Records for the exercise:
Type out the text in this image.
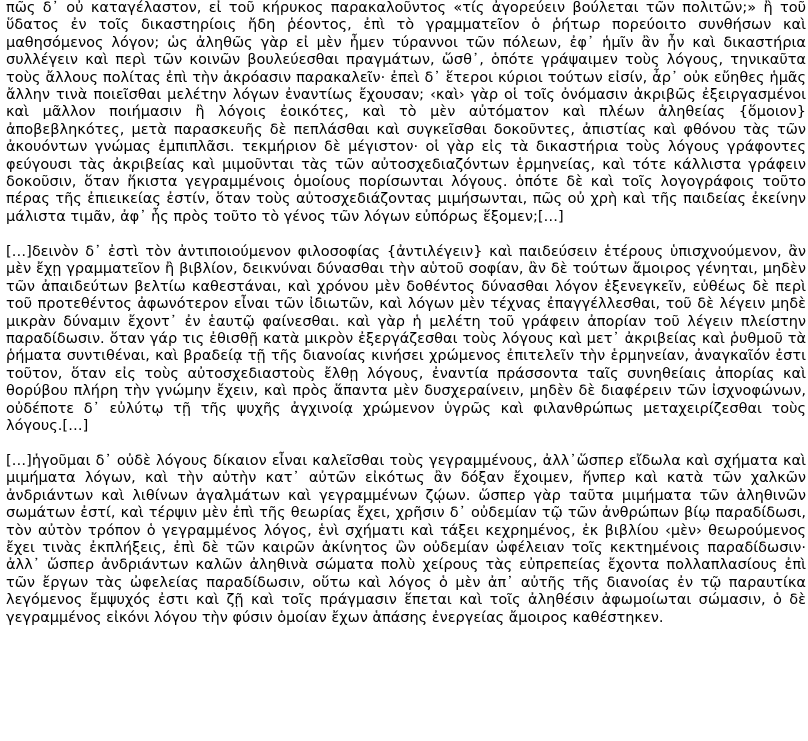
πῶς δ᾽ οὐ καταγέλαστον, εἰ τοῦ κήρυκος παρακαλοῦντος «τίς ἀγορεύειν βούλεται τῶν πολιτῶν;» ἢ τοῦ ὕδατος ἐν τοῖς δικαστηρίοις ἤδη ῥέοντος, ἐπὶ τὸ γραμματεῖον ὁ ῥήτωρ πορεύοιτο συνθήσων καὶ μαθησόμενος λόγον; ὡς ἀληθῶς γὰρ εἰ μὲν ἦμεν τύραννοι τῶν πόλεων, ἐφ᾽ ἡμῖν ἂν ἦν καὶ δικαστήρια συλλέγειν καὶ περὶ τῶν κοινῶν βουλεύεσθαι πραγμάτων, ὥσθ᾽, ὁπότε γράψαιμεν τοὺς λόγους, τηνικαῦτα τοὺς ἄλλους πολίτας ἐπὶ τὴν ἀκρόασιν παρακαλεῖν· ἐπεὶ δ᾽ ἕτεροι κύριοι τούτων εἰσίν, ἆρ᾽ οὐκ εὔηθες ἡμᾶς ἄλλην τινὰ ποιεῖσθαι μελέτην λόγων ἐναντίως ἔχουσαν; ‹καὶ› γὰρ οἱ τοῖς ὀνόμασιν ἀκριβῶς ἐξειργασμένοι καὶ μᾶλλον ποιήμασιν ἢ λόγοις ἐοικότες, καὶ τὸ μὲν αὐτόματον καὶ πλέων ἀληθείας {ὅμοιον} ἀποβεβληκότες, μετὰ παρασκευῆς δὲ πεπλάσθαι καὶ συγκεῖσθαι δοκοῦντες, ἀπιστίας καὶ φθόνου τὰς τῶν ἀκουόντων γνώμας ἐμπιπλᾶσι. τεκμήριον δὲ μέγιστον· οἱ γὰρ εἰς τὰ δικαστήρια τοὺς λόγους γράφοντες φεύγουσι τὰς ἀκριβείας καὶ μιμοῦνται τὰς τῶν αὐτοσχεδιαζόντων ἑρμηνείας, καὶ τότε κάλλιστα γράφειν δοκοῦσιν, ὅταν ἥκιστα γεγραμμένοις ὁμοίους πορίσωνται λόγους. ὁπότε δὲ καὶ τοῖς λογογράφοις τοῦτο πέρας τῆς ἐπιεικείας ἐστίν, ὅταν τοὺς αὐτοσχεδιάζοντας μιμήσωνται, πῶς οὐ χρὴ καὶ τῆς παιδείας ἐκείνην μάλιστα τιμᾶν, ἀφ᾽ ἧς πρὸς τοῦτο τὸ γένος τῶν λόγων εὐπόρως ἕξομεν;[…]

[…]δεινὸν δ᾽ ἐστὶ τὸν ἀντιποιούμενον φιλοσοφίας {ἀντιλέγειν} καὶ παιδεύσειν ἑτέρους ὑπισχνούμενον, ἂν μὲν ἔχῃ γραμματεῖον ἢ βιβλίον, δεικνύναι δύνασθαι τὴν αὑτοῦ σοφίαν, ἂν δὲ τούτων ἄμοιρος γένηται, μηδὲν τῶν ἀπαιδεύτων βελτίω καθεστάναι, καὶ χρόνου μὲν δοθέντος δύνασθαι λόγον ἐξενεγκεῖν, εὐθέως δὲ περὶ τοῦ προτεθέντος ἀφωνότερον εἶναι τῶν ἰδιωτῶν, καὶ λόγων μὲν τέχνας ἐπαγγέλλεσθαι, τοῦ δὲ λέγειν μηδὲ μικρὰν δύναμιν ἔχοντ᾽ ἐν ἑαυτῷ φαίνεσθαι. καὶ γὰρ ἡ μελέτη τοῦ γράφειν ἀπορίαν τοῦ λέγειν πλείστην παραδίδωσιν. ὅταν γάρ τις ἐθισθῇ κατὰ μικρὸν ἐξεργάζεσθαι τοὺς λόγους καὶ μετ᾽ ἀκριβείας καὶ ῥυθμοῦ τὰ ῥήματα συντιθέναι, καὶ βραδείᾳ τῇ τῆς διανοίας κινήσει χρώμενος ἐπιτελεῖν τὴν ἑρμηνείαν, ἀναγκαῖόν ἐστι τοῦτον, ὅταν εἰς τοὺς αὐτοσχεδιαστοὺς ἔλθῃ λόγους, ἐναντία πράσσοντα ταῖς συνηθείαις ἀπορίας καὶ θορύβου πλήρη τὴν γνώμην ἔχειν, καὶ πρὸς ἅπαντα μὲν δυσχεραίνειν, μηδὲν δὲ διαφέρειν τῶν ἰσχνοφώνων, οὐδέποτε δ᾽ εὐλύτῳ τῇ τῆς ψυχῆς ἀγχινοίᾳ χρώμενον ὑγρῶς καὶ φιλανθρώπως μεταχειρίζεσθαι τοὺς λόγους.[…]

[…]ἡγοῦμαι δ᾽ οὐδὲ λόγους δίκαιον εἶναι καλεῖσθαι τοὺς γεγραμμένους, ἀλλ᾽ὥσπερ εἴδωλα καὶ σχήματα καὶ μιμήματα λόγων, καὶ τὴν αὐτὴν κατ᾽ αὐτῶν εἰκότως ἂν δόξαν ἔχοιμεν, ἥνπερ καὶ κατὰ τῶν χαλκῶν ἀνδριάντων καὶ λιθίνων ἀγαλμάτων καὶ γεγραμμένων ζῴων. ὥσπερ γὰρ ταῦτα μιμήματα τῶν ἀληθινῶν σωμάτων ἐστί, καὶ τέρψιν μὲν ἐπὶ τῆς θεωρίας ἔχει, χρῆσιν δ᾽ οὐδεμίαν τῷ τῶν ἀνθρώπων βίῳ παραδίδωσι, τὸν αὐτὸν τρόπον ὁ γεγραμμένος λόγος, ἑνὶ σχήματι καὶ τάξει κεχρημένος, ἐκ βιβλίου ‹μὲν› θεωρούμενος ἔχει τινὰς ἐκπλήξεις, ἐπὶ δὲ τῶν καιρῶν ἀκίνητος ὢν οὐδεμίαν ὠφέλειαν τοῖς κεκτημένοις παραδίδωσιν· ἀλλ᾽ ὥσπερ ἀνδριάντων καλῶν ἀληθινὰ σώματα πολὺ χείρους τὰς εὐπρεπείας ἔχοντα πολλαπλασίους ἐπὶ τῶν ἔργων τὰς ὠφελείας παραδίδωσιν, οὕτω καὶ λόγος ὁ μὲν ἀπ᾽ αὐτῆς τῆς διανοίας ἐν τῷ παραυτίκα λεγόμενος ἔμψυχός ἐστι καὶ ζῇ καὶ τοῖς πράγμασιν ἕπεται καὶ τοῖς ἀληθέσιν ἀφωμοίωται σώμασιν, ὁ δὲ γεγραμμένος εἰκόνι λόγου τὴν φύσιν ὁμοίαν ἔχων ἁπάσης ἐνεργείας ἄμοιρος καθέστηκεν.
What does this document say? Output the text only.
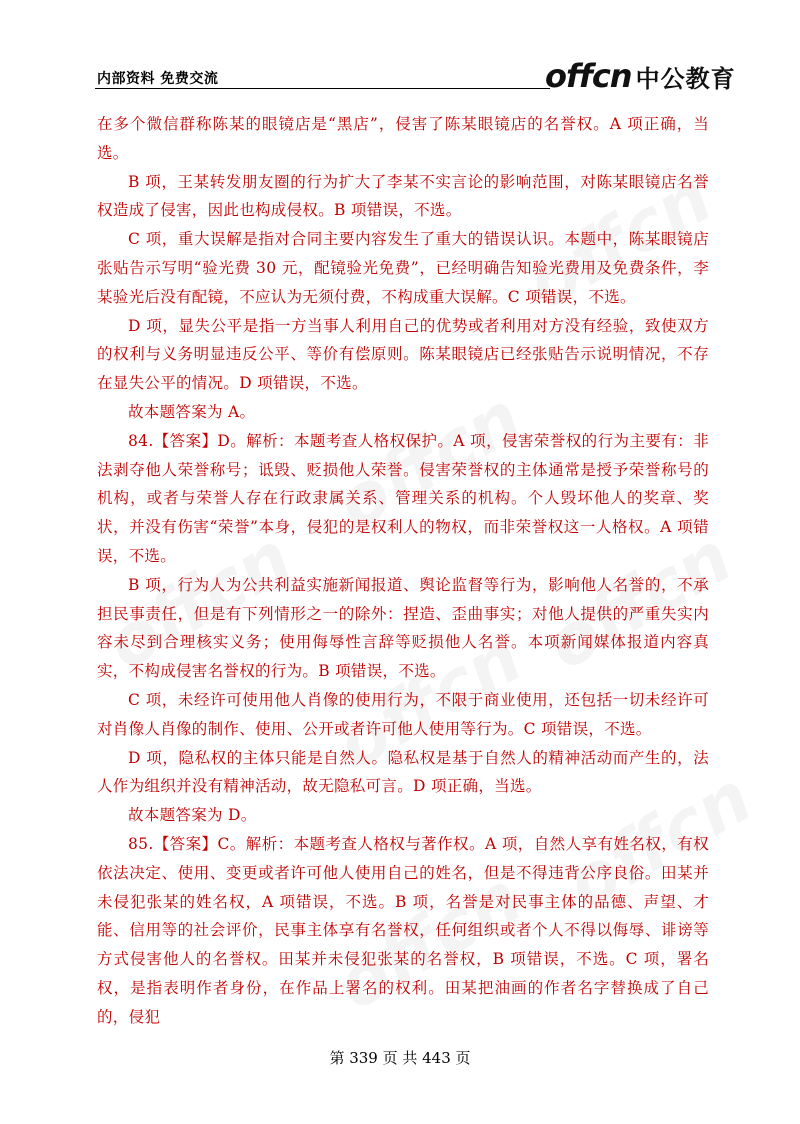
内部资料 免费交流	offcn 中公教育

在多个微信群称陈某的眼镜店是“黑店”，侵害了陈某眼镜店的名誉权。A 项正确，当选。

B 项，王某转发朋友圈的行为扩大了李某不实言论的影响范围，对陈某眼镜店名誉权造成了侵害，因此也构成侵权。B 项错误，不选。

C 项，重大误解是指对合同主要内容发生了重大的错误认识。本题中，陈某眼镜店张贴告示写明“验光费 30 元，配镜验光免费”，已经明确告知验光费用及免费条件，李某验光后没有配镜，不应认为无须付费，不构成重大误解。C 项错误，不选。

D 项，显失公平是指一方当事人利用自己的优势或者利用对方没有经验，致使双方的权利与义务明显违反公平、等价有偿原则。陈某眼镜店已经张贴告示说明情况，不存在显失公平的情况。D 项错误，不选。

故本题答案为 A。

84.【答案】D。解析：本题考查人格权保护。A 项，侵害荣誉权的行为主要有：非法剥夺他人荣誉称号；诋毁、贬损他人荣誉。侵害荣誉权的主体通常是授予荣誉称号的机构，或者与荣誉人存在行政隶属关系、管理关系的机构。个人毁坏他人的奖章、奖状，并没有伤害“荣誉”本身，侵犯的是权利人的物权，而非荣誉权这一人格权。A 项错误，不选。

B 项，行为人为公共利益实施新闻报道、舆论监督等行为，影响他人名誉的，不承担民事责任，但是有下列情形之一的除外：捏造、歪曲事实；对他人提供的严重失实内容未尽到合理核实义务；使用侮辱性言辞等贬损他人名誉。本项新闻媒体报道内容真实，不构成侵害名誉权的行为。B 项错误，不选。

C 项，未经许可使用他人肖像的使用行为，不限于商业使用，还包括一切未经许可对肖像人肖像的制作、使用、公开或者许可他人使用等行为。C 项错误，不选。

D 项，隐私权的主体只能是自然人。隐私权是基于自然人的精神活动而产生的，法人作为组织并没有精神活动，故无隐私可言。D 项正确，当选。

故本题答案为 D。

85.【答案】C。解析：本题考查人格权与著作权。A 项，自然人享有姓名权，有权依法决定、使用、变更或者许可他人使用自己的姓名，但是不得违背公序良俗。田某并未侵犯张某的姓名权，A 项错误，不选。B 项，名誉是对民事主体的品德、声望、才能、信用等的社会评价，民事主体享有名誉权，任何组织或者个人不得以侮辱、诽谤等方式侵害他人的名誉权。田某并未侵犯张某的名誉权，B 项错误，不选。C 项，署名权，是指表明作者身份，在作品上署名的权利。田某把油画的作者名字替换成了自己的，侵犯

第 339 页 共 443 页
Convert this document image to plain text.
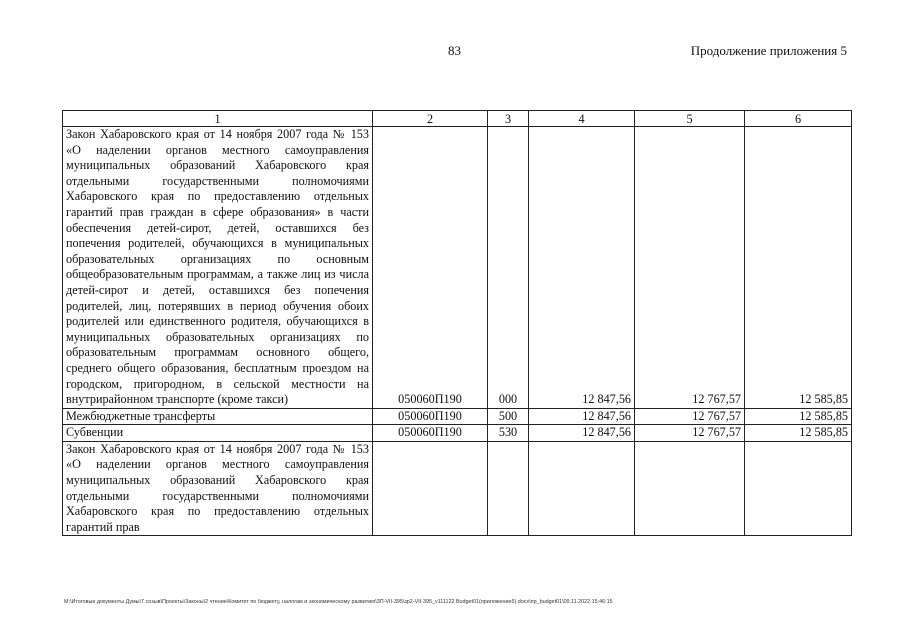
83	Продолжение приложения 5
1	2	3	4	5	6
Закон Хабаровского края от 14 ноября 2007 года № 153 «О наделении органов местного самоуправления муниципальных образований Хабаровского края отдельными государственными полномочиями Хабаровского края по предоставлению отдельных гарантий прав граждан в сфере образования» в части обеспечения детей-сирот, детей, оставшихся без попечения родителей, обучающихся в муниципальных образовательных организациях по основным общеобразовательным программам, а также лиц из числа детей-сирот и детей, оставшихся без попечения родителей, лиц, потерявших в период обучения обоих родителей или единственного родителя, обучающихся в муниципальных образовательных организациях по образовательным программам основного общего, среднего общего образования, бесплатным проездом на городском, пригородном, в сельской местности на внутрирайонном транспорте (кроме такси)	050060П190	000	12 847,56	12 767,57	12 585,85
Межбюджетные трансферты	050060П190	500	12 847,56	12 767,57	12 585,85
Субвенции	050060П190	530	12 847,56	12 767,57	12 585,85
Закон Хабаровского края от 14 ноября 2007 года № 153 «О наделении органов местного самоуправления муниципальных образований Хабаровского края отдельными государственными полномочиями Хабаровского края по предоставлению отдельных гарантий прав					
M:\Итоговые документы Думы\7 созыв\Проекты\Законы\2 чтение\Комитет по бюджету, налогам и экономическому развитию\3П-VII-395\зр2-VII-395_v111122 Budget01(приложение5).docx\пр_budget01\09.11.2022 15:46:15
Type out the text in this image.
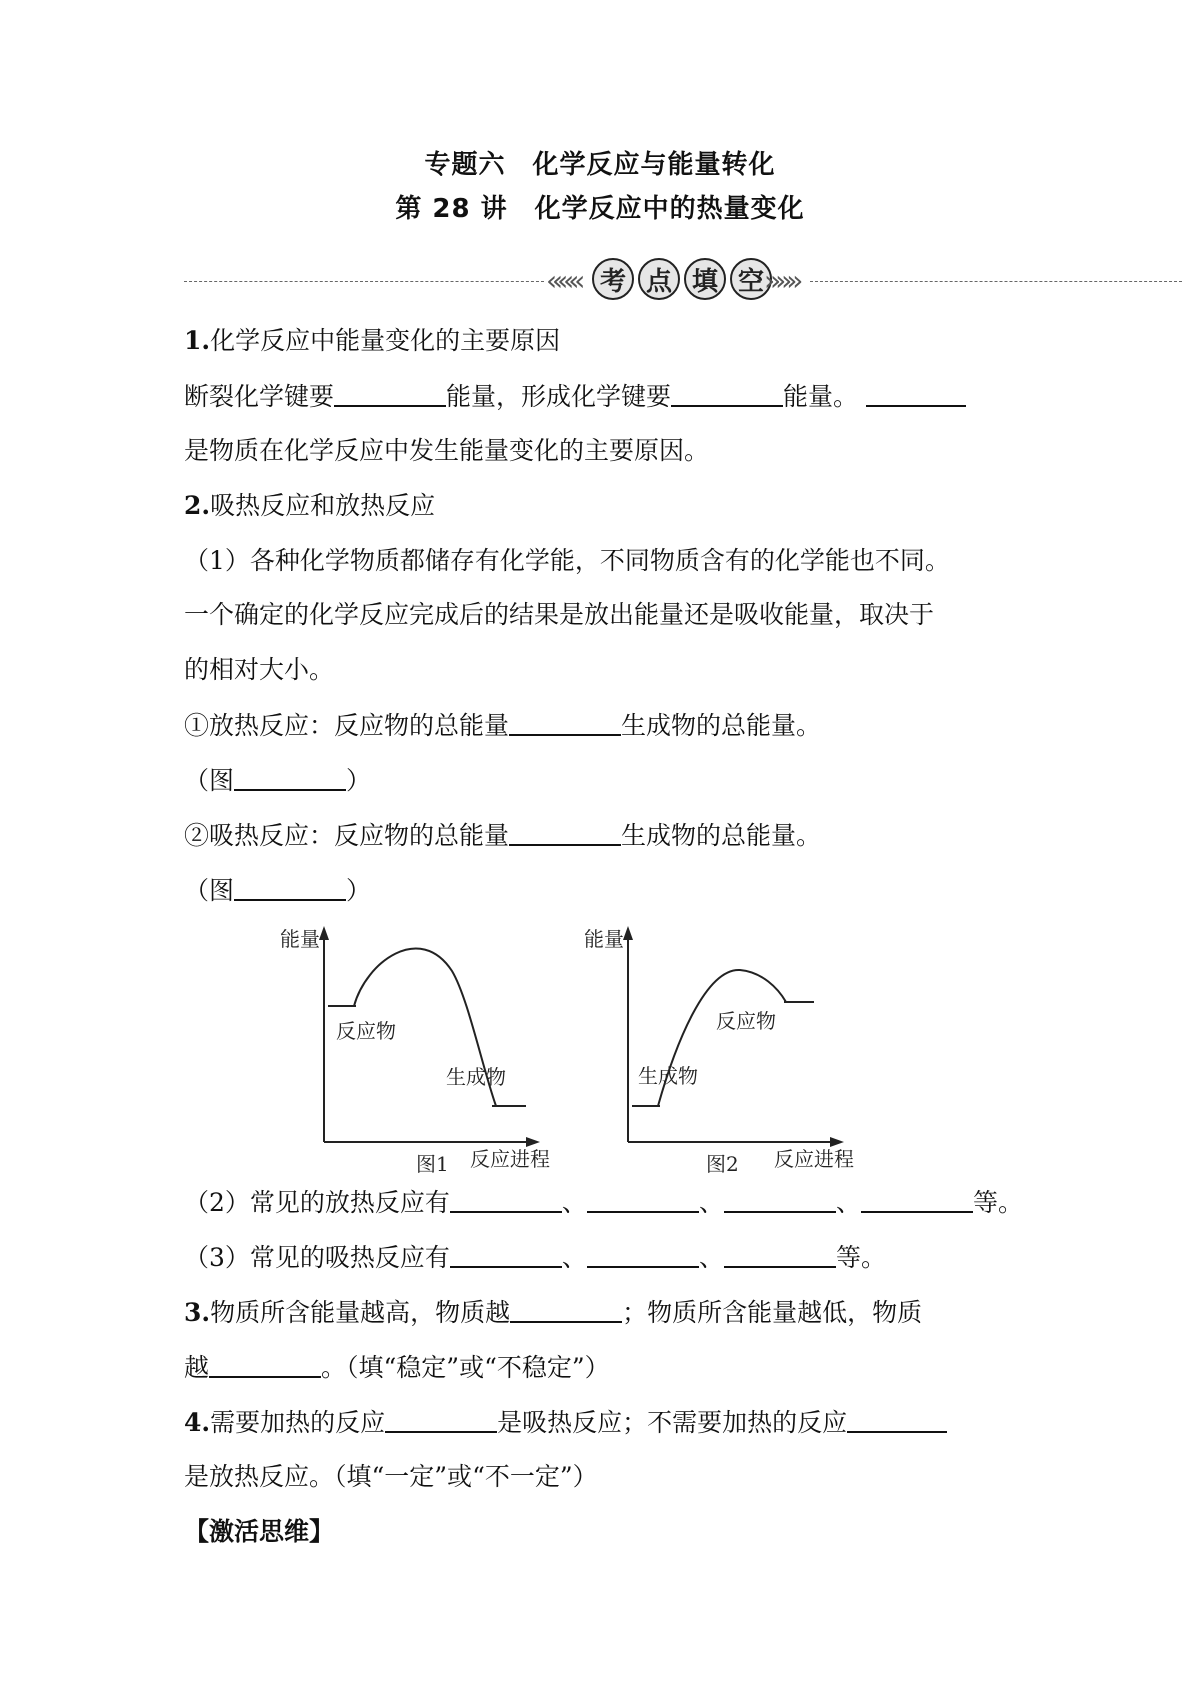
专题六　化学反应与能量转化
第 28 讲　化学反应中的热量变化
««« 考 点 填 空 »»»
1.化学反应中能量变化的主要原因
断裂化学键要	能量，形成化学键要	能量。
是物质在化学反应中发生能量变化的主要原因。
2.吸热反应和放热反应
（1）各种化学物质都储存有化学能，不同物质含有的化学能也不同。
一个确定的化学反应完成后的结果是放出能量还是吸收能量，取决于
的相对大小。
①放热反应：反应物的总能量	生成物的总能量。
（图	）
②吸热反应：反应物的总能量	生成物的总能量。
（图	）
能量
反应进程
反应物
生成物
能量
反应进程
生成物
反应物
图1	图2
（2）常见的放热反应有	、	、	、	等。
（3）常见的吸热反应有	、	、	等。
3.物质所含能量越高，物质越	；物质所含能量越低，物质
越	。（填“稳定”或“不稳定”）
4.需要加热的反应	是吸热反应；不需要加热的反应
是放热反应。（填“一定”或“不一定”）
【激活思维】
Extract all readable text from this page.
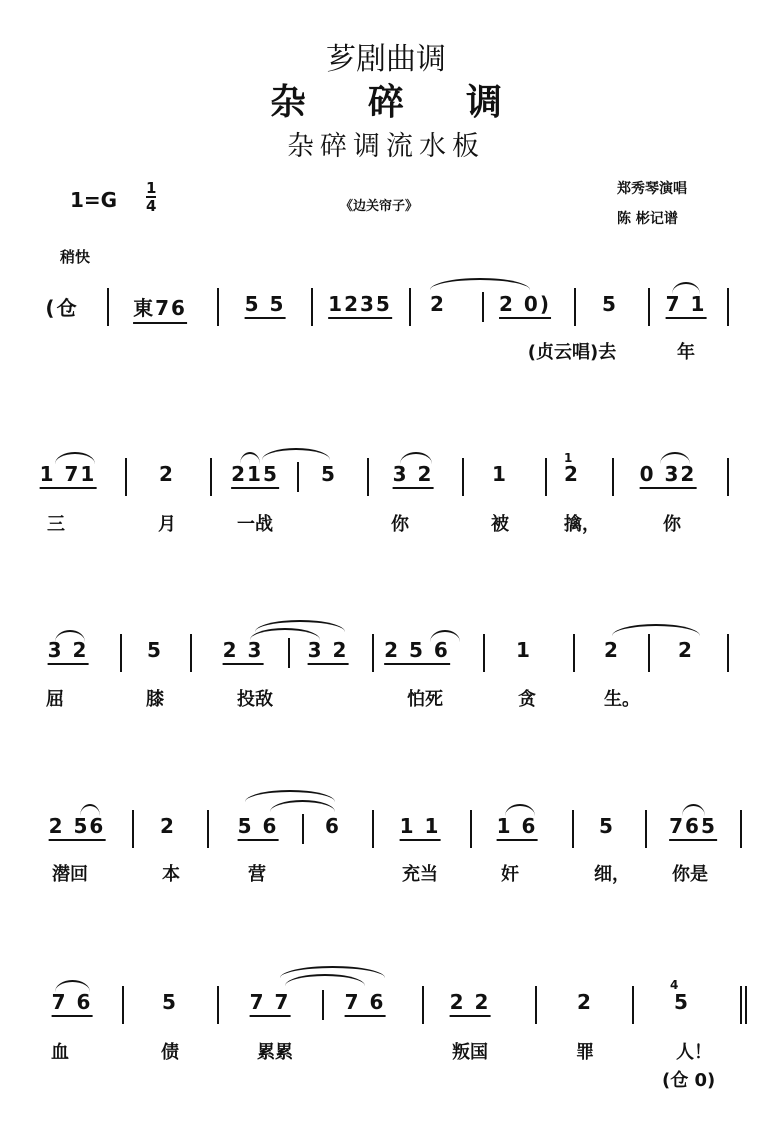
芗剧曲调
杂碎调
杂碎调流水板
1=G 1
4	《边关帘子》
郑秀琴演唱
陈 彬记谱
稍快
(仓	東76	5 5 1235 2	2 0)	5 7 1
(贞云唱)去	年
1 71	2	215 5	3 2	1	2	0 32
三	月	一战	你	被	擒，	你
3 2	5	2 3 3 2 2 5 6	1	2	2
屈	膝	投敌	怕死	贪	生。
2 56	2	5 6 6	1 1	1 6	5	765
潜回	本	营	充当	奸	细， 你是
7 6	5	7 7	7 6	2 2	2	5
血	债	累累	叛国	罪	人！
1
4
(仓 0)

Goal of the exercise: Your task is to set down exactly the lines that run from the line holding "Extract all readable text from this page." through the close of the entries, including both ends. Pictures stay out.

Exercise response:
Extract all readable text from this page.
芗剧曲调
杂碎调
杂碎调流水板
1=G 1
4	《边关帘子》
郑秀琴演唱
陈 彬记谱
稍快
(仓	東76	5 5 1235 2	2 0)	5 7 1
(贞云唱)去	年
1 71	2	215 5	3 2	1	2	0 32
三	月	一战	你	被	擒，	你
3 2	5	2 3 3 2 2 5 6	1	2	2
屈	膝	投敌	怕死	贪	生。
2 56	2	5 6 6	1 1	1 6	5	765
潜回	本	营	充当	奸	细， 你是
7 6	5	7 7	7 6	2 2	2	5
血	债	累累	叛国	罪	人！
1
4
(仓 0)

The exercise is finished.